:: EXCERPTED DATA ::
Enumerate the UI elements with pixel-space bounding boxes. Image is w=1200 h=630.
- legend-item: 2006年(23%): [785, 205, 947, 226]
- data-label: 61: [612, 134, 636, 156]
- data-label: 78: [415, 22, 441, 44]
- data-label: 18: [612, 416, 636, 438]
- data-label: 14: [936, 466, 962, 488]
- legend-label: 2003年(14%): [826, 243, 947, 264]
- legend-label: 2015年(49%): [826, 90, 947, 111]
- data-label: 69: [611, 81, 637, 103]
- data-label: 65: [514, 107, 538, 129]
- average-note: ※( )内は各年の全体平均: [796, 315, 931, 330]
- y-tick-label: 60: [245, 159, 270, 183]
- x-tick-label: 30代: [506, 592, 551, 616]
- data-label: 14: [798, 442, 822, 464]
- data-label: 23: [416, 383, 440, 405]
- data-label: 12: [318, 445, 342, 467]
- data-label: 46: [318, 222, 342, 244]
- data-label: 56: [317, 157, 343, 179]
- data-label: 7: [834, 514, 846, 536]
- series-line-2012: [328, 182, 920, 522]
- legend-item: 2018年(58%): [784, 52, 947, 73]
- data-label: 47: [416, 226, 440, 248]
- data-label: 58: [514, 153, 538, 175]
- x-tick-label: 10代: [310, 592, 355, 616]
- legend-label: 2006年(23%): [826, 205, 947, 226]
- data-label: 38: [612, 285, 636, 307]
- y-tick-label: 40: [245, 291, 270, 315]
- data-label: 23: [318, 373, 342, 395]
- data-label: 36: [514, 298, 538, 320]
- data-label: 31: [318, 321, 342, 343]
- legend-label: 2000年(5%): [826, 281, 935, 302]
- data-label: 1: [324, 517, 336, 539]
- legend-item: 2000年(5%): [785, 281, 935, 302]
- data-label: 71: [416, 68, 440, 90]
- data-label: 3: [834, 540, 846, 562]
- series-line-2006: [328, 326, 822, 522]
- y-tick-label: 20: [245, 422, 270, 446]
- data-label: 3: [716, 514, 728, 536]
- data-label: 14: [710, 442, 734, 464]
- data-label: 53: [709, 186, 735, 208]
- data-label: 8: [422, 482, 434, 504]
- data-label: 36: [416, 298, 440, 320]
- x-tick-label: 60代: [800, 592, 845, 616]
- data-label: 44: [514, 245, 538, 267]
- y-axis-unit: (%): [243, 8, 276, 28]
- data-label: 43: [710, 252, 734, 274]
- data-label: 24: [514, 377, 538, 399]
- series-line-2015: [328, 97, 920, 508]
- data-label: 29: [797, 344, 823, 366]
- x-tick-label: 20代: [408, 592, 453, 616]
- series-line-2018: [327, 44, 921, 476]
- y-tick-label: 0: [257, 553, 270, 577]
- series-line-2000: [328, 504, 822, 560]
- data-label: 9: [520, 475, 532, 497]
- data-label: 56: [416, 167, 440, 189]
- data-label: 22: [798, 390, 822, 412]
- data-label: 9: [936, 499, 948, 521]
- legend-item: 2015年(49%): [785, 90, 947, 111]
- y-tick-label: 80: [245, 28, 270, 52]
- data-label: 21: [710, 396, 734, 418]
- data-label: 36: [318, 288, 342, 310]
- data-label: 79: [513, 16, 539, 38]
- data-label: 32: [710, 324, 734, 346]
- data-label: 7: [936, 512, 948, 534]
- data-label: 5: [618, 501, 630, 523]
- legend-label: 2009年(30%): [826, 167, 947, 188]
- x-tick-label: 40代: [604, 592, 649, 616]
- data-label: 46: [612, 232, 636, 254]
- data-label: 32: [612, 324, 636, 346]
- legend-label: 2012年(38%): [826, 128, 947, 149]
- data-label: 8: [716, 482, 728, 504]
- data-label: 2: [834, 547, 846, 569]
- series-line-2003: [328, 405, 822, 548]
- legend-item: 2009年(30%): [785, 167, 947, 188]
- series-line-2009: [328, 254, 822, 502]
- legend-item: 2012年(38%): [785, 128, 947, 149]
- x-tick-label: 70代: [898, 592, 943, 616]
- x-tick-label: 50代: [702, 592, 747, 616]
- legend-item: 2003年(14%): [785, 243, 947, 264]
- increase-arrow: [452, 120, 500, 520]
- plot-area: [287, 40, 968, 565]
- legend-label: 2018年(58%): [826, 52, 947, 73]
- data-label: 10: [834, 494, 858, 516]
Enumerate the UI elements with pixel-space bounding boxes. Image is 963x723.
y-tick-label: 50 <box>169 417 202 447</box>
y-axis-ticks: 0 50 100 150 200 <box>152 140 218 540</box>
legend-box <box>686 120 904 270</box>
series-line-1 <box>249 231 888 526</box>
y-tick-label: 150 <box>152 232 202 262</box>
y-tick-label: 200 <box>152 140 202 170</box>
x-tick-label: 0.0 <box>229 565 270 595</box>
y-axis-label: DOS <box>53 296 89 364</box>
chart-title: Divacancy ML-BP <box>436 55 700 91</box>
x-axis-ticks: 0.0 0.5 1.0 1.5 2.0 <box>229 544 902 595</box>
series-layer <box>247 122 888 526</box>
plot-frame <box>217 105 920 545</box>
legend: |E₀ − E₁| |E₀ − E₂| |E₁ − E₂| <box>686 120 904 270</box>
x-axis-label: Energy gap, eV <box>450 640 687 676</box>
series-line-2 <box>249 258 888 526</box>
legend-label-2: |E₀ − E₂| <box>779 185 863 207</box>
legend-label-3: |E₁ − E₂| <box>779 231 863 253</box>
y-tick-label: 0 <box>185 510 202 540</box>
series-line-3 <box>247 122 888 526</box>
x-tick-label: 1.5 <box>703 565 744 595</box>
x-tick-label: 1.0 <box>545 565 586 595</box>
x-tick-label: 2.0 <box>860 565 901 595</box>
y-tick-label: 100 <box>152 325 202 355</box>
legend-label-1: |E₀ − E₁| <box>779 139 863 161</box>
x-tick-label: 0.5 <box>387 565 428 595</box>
:::
_WRITTEN REQUEST_
Return each line of the records in which the string "series" appears.

_SOLUTION TO THE PROBLEM_
- series-line-2012: [328, 182, 920, 522]
- series-line-2006: [328, 326, 822, 522]
- series-line-2015: [328, 97, 920, 508]
- series-line-2018: [327, 44, 921, 476]
- series-line-2000: [328, 504, 822, 560]
- series-line-2003: [328, 405, 822, 548]
- series-line-2009: [328, 254, 822, 502]
series-line-1 <box>249 231 888 526</box>
series-layer <box>247 122 888 526</box>
series-line-2 <box>249 258 888 526</box>
series-line-3 <box>247 122 888 526</box>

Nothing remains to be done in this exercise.